Repeat every entry word for word, skipping the pictures.

**Records for this task:**

------------

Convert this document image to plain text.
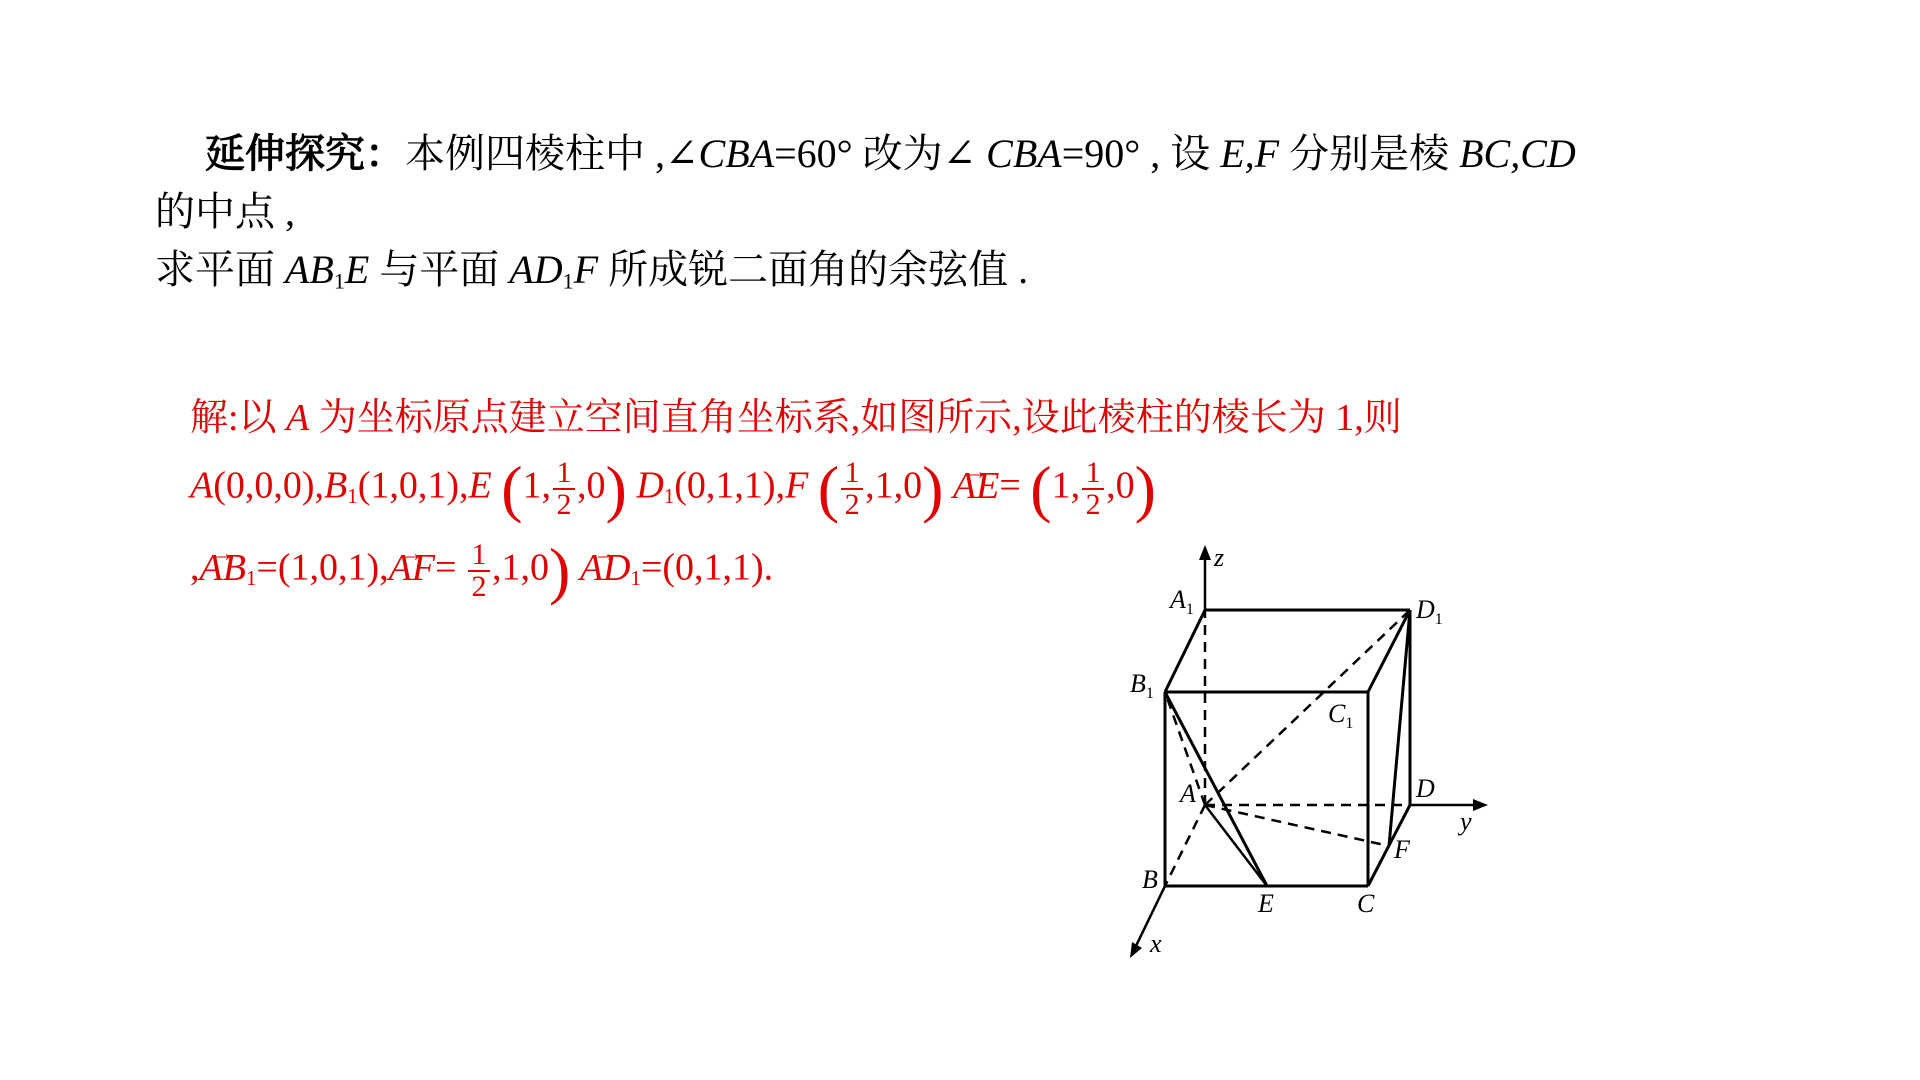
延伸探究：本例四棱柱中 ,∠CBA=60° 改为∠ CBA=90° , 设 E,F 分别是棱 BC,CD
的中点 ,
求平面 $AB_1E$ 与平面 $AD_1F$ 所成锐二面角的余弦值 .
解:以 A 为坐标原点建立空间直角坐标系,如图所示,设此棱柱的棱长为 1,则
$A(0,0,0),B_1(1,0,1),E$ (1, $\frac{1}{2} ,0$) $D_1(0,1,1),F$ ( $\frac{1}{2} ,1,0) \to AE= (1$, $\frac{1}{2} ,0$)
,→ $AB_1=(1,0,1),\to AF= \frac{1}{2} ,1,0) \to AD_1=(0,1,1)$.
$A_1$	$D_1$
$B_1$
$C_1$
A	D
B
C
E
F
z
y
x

------------

**Result for this task:**
Convert this document image to plain text.
延伸探究：本例四棱柱中 ,∠CBA=60° 改为∠ CBA=90° , 设 E,F 分别是棱 BC,CD
的中点 ,
求平面 $AB_1E$ 与平面 $AD_1F$ 所成锐二面角的余弦值 .
解:以 A 为坐标原点建立空间直角坐标系,如图所示,设此棱柱的棱长为 1,则
$A(0,0,0),B_1(1,0,1),E$ (1, $\frac{1}{2} ,0$) $D_1(0,1,1),F$ ( $\frac{1}{2} ,1,0) \to AE= (1$, $\frac{1}{2} ,0$)
,→ $AB_1=(1,0,1),\to AF= \frac{1}{2} ,1,0) \to AD_1=(0,1,1)$.
$A_1$	$D_1$
$B_1$
$C_1$
A	D
B
C
E
F
z
y
x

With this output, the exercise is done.